## Given problem
Rewrite the lines from the first one through the line containing "payment-method-badge[interactable]: Tiền tại", replacing "Tiền khách trả" with "Tiền khách đưa" and leaving everything else unchanged.
+--
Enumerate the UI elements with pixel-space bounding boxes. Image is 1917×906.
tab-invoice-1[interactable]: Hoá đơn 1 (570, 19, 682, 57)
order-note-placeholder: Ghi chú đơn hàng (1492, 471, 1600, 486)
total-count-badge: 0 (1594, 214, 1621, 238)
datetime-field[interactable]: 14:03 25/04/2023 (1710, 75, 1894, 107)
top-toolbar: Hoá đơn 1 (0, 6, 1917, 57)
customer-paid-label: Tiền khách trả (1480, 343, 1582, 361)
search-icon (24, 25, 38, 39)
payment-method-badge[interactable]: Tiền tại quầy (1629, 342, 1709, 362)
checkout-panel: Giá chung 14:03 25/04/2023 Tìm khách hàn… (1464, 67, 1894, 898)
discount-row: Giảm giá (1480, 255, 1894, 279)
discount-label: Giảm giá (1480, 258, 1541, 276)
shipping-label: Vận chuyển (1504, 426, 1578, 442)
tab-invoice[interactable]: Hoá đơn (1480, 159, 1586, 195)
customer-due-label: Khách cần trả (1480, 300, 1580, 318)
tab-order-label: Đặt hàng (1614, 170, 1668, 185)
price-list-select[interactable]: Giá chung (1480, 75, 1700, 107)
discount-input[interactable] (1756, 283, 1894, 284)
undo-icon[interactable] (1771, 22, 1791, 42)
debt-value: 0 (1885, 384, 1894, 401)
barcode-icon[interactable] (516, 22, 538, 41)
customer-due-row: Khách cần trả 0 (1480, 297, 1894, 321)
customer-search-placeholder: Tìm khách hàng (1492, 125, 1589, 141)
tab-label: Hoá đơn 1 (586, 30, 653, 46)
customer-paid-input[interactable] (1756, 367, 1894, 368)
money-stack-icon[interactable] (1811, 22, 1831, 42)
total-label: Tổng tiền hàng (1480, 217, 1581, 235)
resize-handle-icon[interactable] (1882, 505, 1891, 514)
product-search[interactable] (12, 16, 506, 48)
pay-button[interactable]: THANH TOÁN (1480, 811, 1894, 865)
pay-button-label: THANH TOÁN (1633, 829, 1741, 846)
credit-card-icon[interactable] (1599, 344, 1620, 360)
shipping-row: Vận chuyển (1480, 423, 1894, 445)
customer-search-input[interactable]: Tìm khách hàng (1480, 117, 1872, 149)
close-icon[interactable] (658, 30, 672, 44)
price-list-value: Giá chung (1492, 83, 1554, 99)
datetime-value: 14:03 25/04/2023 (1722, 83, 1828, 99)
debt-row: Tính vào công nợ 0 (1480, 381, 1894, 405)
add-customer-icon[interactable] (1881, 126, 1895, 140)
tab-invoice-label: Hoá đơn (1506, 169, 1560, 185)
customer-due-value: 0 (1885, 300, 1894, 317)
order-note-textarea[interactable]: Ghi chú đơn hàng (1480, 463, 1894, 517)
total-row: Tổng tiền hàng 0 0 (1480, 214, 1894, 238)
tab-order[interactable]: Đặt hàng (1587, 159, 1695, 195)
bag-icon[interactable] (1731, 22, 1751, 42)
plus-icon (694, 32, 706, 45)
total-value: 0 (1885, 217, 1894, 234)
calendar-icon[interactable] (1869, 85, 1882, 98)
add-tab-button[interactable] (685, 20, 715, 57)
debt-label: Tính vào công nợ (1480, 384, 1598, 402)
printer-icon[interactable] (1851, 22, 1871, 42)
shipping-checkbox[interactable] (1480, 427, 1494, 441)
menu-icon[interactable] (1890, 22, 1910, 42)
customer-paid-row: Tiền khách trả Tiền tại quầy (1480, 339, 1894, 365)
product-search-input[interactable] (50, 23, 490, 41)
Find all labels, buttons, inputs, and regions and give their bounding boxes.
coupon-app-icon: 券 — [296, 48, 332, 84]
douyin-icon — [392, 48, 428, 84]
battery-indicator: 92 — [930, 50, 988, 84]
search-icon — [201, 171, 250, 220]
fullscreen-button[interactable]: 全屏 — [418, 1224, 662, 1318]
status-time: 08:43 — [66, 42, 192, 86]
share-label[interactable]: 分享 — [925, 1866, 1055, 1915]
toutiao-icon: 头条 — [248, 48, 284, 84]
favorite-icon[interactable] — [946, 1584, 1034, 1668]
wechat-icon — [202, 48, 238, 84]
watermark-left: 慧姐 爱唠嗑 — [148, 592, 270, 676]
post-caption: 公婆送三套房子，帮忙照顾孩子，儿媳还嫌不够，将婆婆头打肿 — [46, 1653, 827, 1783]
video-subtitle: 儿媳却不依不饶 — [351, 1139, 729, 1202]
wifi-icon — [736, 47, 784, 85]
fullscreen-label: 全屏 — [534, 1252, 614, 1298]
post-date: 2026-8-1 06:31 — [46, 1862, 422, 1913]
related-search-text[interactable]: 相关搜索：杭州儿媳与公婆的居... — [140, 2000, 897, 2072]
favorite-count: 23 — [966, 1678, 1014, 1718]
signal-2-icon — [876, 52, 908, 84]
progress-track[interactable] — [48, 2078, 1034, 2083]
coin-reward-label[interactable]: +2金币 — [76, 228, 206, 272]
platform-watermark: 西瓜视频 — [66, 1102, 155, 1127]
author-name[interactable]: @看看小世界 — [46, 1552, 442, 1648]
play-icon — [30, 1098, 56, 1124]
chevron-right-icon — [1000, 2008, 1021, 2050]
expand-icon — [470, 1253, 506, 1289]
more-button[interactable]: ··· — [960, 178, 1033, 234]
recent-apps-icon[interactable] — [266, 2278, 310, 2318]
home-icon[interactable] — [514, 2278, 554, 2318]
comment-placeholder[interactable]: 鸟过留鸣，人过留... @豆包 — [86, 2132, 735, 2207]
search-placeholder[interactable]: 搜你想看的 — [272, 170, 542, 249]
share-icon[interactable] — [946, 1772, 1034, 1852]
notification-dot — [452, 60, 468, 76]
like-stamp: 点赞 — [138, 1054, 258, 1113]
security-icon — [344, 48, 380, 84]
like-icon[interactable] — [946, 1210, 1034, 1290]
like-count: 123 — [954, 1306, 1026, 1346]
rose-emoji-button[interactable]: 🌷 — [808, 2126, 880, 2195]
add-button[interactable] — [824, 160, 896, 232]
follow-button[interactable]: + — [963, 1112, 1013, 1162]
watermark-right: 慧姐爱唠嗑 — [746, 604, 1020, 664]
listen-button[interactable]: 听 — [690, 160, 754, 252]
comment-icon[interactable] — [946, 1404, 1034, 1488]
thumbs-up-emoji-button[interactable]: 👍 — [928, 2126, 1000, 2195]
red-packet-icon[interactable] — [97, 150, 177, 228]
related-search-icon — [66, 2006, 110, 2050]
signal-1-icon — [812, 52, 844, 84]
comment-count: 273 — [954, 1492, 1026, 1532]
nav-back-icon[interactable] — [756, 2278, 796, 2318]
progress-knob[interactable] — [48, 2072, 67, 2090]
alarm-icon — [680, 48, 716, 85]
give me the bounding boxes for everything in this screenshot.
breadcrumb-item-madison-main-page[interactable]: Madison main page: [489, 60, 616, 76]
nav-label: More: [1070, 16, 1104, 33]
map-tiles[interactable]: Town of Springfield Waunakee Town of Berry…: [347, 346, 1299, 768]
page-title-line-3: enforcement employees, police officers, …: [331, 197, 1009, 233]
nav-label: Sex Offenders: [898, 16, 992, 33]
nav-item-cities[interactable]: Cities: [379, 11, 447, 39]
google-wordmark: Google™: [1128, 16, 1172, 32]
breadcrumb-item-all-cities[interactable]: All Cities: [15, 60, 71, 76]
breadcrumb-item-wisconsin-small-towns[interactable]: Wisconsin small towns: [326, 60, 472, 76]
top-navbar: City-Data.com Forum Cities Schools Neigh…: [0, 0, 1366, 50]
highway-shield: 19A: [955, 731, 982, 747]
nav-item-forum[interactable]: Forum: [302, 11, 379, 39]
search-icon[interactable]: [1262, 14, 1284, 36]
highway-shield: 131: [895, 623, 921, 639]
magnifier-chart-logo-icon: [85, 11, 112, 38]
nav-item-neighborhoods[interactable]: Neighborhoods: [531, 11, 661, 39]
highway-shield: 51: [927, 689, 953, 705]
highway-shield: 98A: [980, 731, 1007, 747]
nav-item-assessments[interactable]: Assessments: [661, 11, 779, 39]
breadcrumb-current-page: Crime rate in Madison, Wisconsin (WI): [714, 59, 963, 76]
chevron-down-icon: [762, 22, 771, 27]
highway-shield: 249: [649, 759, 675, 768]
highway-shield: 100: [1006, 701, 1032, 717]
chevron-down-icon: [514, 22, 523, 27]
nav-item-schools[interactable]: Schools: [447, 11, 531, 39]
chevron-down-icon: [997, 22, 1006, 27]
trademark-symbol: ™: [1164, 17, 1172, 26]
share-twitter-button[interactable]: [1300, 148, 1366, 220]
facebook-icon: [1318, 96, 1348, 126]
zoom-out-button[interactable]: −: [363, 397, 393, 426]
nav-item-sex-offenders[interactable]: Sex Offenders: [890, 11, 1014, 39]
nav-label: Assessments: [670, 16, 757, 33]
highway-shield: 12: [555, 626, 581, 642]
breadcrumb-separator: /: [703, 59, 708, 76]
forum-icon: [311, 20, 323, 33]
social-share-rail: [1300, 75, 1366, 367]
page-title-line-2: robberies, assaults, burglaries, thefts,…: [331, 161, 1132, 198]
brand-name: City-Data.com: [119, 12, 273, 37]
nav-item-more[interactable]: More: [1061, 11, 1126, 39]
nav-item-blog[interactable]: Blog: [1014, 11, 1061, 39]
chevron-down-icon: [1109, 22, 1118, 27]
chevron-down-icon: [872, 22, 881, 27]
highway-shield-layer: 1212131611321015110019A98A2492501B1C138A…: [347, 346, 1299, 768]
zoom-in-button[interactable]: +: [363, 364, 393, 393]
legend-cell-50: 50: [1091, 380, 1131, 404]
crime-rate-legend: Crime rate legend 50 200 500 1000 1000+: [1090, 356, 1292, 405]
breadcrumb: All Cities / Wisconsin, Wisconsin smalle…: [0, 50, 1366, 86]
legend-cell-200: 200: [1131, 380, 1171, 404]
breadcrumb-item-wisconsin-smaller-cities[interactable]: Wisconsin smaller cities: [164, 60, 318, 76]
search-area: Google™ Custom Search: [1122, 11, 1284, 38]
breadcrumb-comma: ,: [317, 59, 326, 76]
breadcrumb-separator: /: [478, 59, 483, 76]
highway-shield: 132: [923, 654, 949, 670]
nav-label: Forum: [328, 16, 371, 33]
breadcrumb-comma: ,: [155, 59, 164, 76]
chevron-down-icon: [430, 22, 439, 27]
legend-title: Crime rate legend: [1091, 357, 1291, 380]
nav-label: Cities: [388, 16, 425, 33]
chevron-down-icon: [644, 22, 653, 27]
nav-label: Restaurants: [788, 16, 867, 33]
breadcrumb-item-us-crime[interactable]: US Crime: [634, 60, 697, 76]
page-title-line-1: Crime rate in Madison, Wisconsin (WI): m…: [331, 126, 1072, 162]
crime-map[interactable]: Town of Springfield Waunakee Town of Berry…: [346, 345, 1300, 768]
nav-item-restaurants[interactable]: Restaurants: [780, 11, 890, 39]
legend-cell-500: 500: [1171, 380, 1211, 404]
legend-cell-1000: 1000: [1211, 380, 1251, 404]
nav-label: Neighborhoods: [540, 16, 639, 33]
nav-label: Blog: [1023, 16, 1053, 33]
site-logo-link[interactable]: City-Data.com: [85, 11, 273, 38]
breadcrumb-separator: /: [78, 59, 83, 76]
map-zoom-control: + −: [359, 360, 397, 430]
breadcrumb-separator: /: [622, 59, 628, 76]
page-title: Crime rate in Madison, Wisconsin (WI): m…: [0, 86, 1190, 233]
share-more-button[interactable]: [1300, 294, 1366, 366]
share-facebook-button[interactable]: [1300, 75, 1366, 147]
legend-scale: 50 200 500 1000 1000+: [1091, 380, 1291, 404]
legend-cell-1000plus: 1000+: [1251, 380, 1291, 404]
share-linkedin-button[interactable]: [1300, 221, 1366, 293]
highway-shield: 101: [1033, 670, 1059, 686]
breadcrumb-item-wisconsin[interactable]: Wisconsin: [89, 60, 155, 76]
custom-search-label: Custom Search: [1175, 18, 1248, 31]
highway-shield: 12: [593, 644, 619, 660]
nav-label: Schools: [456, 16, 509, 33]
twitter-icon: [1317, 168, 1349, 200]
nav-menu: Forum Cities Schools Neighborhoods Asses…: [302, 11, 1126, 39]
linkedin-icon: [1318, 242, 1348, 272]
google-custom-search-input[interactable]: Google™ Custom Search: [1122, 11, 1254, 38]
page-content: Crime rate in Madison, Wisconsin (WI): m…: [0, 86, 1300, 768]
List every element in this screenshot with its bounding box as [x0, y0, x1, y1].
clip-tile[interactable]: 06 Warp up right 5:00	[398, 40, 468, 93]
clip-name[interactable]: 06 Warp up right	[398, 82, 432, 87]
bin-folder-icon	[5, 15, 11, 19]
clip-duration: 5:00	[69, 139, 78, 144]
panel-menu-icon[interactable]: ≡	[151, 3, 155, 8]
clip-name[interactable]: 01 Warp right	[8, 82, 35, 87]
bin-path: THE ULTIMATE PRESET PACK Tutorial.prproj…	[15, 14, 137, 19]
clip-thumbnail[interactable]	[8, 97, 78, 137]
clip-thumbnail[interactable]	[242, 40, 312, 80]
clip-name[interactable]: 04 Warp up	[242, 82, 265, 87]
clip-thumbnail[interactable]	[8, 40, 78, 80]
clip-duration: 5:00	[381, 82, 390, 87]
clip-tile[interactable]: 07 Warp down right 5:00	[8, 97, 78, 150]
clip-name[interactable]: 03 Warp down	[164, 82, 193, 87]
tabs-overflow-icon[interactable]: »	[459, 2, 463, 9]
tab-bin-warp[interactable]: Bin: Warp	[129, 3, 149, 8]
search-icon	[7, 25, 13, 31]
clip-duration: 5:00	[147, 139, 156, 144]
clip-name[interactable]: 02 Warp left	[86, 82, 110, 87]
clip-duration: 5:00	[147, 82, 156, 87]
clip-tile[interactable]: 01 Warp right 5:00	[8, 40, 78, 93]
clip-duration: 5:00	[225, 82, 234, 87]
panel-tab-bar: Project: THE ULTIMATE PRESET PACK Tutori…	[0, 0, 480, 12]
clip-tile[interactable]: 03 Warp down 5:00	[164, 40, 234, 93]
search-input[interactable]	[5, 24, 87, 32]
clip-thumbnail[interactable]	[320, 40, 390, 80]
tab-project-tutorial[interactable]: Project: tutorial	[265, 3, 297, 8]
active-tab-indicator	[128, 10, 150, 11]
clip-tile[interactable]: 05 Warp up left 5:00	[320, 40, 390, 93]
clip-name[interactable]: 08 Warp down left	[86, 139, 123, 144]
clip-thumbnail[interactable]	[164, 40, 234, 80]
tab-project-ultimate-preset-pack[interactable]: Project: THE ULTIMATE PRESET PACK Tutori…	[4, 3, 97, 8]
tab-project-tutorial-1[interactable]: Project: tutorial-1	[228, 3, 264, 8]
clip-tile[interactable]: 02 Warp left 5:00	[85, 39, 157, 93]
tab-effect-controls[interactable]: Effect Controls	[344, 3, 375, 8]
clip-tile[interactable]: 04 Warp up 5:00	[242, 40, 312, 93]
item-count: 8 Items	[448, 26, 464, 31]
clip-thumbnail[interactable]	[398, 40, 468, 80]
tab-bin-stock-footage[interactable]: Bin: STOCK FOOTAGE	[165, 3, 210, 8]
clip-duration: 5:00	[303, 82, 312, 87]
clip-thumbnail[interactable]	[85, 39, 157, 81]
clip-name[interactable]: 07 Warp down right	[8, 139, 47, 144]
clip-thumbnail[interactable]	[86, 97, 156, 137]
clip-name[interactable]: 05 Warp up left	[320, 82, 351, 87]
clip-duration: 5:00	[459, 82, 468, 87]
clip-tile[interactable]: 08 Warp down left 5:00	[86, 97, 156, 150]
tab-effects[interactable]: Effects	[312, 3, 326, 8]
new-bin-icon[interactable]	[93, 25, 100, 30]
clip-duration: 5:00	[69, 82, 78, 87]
+--
## Solution to this exercise
Enumerate the UI elements with pixel-space bounding boxes. Image is 1917×906.
tab-invoice-1[interactable]: Hoá đơn 1 (570, 19, 682, 57)
order-note-placeholder: Ghi chú đơn hàng (1492, 471, 1600, 486)
total-count-badge: 0 (1594, 214, 1621, 238)
datetime-field[interactable]: 14:03 25/04/2023 (1710, 75, 1894, 107)
top-toolbar: Hoá đơn 1 (0, 6, 1917, 57)
customer-paid-label: Tiền khách đưa (1480, 343, 1582, 361)
search-icon (24, 25, 38, 39)
payment-method-badge[interactable]: Tiền tại quầy (1629, 342, 1709, 362)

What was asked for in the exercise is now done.